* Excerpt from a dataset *
>>>>

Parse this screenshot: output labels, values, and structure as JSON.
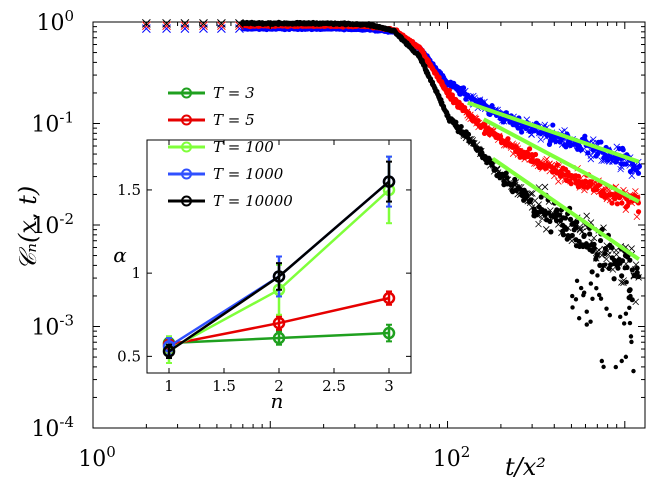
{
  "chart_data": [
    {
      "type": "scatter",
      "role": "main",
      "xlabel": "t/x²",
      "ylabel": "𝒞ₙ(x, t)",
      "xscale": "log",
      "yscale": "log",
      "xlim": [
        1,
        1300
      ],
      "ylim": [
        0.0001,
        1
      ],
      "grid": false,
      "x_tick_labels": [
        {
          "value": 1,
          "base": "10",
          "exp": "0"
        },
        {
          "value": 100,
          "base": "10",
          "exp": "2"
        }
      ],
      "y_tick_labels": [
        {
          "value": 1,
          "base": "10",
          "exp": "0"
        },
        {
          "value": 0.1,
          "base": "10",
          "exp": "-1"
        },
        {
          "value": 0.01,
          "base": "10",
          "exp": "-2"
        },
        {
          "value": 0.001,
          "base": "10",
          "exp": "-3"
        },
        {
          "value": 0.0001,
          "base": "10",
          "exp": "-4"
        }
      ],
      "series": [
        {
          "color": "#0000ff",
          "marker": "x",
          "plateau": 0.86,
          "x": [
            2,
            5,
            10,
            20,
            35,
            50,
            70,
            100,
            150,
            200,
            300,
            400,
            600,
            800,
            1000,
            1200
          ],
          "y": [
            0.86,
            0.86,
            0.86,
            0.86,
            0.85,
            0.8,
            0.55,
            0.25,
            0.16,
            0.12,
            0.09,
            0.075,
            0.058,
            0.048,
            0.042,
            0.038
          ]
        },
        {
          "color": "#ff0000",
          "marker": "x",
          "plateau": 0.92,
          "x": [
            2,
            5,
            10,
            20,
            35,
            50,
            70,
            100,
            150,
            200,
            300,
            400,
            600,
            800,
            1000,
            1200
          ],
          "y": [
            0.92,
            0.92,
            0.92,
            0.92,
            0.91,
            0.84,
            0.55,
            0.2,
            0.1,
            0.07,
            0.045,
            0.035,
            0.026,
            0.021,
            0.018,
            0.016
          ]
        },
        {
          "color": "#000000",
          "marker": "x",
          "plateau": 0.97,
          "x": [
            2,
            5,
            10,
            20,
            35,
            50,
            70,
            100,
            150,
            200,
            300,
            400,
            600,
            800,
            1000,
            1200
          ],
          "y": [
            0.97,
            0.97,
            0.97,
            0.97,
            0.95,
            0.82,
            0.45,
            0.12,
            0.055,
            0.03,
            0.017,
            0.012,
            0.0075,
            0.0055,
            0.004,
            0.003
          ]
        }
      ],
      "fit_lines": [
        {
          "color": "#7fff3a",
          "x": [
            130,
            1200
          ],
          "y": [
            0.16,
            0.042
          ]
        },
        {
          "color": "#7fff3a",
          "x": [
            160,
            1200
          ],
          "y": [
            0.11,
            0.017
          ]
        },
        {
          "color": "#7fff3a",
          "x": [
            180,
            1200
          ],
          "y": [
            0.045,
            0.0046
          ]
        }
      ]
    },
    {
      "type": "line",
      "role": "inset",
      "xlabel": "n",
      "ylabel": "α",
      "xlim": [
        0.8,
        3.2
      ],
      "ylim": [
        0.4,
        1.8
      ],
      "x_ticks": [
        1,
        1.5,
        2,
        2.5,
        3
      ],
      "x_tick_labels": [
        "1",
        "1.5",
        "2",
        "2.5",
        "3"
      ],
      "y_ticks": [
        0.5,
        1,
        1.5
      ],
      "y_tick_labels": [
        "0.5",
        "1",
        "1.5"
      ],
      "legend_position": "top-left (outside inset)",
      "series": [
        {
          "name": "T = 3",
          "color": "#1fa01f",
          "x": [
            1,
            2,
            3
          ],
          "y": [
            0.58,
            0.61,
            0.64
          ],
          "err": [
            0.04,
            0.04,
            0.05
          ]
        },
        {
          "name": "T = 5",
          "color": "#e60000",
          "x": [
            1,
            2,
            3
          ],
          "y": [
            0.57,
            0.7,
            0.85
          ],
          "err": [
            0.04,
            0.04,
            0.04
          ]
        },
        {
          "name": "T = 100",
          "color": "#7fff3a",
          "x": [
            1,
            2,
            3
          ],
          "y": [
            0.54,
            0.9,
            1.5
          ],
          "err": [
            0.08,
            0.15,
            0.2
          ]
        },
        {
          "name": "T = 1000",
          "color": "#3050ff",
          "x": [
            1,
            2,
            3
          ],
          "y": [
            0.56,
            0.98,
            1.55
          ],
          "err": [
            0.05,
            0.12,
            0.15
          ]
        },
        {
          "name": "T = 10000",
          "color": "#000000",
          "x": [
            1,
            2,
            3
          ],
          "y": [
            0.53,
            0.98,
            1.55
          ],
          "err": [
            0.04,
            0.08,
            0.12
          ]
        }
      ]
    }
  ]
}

<<<<

* Written task *
Quote the data exactly, leaving every image out of the copy.

* Task output *
Parse this screenshot: output labels, values, and structure as JSON.
{
  "chart_data": [
    {
      "type": "scatter",
      "role": "main",
      "xlabel": "t/x²",
      "ylabel": "𝒞ₙ(x, t)",
      "xscale": "log",
      "yscale": "log",
      "xlim": [
        1,
        1300
      ],
      "ylim": [
        0.0001,
        1
      ],
      "grid": false,
      "x_tick_labels": [
        {
          "value": 1,
          "base": "10",
          "exp": "0"
        },
        {
          "value": 100,
          "base": "10",
          "exp": "2"
        }
      ],
      "y_tick_labels": [
        {
          "value": 1,
          "base": "10",
          "exp": "0"
        },
        {
          "value": 0.1,
          "base": "10",
          "exp": "-1"
        },
        {
          "value": 0.01,
          "base": "10",
          "exp": "-2"
        },
        {
          "value": 0.001,
          "base": "10",
          "exp": "-3"
        },
        {
          "value": 0.0001,
          "base": "10",
          "exp": "-4"
        }
      ],
      "series": [
        {
          "color": "#0000ff",
          "marker": "x",
          "plateau": 0.86,
          "x": [
            2,
            5,
            10,
            20,
            35,
            50,
            70,
            100,
            150,
            200,
            300,
            400,
            600,
            800,
            1000,
            1200
          ],
          "y": [
            0.86,
            0.86,
            0.86,
            0.86,
            0.85,
            0.8,
            0.55,
            0.25,
            0.16,
            0.12,
            0.09,
            0.075,
            0.058,
            0.048,
            0.042,
            0.038
          ]
        },
        {
          "color": "#ff0000",
          "marker": "x",
          "plateau": 0.92,
          "x": [
            2,
            5,
            10,
            20,
            35,
            50,
            70,
            100,
            150,
            200,
            300,
            400,
            600,
            800,
            1000,
            1200
          ],
          "y": [
            0.92,
            0.92,
            0.92,
            0.92,
            0.91,
            0.84,
            0.55,
            0.2,
            0.1,
            0.07,
            0.045,
            0.035,
            0.026,
            0.021,
            0.018,
            0.016
          ]
        },
        {
          "color": "#000000",
          "marker": "x",
          "plateau": 0.97,
          "x": [
            2,
            5,
            10,
            20,
            35,
            50,
            70,
            100,
            150,
            200,
            300,
            400,
            600,
            800,
            1000,
            1200
          ],
          "y": [
            0.97,
            0.97,
            0.97,
            0.97,
            0.95,
            0.82,
            0.45,
            0.12,
            0.055,
            0.03,
            0.017,
            0.012,
            0.0075,
            0.0055,
            0.004,
            0.003
          ]
        }
      ],
      "fit_lines": [
        {
          "color": "#7fff3a",
          "x": [
            130,
            1200
          ],
          "y": [
            0.16,
            0.042
          ]
        },
        {
          "color": "#7fff3a",
          "x": [
            160,
            1200
          ],
          "y": [
            0.11,
            0.017
          ]
        },
        {
          "color": "#7fff3a",
          "x": [
            180,
            1200
          ],
          "y": [
            0.045,
            0.0046
          ]
        }
      ]
    },
    {
      "type": "line",
      "role": "inset",
      "xlabel": "n",
      "ylabel": "α",
      "xlim": [
        0.8,
        3.2
      ],
      "ylim": [
        0.4,
        1.8
      ],
      "x_ticks": [
        1,
        1.5,
        2,
        2.5,
        3
      ],
      "x_tick_labels": [
        "1",
        "1.5",
        "2",
        "2.5",
        "3"
      ],
      "y_ticks": [
        0.5,
        1,
        1.5
      ],
      "y_tick_labels": [
        "0.5",
        "1",
        "1.5"
      ],
      "legend_position": "top-left (outside inset)",
      "series": [
        {
          "name": "T = 3",
          "color": "#1fa01f",
          "x": [
            1,
            2,
            3
          ],
          "y": [
            0.58,
            0.61,
            0.64
          ],
          "err": [
            0.04,
            0.04,
            0.05
          ]
        },
        {
          "name": "T = 5",
          "color": "#e60000",
          "x": [
            1,
            2,
            3
          ],
          "y": [
            0.57,
            0.7,
            0.85
          ],
          "err": [
            0.04,
            0.04,
            0.04
          ]
        },
        {
          "name": "T = 100",
          "color": "#7fff3a",
          "x": [
            1,
            2,
            3
          ],
          "y": [
            0.54,
            0.9,
            1.5
          ],
          "err": [
            0.08,
            0.15,
            0.2
          ]
        },
        {
          "name": "T = 1000",
          "color": "#3050ff",
          "x": [
            1,
            2,
            3
          ],
          "y": [
            0.56,
            0.98,
            1.55
          ],
          "err": [
            0.05,
            0.12,
            0.15
          ]
        },
        {
          "name": "T = 10000",
          "color": "#000000",
          "x": [
            1,
            2,
            3
          ],
          "y": [
            0.53,
            0.98,
            1.55
          ],
          "err": [
            0.04,
            0.08,
            0.12
          ]
        }
      ]
    }
  ]
}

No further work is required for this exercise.